DATA SUPPLIED
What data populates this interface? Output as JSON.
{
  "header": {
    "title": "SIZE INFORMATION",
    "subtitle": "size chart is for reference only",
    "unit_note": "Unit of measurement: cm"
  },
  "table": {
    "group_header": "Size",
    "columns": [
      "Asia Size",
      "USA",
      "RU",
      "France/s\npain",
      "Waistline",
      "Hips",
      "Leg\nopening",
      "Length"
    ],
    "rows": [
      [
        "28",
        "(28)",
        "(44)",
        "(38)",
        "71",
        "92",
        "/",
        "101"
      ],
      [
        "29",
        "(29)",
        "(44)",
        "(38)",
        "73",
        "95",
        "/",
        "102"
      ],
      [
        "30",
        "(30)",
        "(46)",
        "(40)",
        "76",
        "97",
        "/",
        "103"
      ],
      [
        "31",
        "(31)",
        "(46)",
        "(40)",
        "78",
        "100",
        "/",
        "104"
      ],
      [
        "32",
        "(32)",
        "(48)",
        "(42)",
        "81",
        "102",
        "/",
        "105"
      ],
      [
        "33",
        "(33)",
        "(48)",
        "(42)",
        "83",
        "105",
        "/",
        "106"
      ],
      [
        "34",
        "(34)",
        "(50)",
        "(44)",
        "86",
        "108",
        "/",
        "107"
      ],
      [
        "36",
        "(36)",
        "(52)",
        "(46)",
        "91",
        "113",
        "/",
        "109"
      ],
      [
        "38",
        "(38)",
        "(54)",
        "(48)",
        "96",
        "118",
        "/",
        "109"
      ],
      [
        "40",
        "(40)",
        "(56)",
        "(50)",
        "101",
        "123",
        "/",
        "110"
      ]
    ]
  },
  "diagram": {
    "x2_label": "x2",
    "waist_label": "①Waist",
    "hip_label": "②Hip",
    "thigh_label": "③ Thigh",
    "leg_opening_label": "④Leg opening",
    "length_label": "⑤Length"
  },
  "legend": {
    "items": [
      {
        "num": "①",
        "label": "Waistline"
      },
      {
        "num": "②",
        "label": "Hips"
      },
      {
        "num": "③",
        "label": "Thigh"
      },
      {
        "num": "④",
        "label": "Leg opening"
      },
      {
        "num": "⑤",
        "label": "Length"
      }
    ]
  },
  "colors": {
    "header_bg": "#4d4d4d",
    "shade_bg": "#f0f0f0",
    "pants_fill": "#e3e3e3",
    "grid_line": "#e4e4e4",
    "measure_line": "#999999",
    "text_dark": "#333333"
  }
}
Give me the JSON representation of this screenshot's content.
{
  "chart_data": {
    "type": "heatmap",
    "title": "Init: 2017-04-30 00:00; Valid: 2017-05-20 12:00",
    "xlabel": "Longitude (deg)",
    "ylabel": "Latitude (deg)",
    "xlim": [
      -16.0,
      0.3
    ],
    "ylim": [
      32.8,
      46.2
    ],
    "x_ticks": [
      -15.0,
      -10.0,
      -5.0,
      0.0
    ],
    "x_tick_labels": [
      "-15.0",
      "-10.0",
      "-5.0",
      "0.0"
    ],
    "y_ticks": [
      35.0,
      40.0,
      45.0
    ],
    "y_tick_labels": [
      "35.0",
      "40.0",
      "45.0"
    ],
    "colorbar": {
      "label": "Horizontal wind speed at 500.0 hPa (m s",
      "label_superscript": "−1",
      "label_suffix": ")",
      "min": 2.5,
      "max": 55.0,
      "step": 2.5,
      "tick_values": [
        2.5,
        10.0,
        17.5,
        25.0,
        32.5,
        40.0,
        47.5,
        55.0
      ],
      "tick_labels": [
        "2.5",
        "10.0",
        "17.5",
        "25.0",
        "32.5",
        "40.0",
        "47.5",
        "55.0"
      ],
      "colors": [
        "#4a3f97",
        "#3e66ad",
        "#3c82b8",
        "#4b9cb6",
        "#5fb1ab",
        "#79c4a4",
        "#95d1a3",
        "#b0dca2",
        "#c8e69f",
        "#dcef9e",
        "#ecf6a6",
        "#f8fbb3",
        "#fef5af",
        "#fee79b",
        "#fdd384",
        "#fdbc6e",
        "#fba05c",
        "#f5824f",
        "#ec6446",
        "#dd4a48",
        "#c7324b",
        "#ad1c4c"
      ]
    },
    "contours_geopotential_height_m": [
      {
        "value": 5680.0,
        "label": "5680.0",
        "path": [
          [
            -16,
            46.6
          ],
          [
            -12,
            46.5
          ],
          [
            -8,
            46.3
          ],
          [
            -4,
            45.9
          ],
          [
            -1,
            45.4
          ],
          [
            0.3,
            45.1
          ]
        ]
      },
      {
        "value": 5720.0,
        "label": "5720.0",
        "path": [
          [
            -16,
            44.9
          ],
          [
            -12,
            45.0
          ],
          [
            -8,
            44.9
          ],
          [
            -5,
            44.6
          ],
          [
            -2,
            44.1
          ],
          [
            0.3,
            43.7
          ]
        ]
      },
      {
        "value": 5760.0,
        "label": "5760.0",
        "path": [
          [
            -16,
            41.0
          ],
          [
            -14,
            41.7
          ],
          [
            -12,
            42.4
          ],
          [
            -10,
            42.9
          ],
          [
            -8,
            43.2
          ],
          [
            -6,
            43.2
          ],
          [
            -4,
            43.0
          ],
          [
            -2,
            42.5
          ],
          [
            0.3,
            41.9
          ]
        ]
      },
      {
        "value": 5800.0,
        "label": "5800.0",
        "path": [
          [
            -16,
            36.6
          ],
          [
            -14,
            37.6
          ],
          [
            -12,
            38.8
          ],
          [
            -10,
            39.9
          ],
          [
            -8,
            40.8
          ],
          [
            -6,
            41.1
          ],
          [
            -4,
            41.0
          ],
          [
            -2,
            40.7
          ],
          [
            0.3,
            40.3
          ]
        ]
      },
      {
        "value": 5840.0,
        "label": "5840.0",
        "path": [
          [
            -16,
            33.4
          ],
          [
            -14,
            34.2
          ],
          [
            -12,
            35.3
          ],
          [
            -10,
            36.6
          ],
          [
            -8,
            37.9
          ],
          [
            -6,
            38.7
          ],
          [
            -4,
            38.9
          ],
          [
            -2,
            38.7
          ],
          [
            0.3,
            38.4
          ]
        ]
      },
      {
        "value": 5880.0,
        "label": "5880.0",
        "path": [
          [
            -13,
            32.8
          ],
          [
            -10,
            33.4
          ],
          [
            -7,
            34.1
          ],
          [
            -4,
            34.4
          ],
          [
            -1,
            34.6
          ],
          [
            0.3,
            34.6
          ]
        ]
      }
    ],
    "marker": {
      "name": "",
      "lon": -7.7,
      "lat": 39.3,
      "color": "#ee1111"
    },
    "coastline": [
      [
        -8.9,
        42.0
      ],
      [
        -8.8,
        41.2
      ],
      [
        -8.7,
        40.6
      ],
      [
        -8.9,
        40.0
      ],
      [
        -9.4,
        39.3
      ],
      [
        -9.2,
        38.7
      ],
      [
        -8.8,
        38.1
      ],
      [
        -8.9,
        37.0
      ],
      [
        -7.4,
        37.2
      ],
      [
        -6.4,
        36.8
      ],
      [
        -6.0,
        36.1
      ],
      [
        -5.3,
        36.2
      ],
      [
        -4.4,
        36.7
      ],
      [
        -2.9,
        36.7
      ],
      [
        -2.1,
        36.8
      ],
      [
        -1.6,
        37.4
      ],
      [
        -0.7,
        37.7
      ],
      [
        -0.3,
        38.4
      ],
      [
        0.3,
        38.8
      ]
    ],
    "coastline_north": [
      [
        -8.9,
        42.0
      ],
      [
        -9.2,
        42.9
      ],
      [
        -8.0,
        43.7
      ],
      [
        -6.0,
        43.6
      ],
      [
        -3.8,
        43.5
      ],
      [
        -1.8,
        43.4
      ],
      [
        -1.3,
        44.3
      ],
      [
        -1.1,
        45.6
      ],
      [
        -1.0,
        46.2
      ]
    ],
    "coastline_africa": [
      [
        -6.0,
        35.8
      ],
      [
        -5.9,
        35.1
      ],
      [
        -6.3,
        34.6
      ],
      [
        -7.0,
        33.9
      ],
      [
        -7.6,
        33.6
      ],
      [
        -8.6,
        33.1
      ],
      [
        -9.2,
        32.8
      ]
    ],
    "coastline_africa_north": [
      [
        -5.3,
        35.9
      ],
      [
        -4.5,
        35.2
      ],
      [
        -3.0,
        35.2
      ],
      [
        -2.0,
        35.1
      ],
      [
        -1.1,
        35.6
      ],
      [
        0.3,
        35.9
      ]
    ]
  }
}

WORK TO DO
Find the lines containing "this" and list every one of them.

TASK RESPONSE
What data populates this interface? Output as JSON.
Give me the JSON representation of this screenshot's content.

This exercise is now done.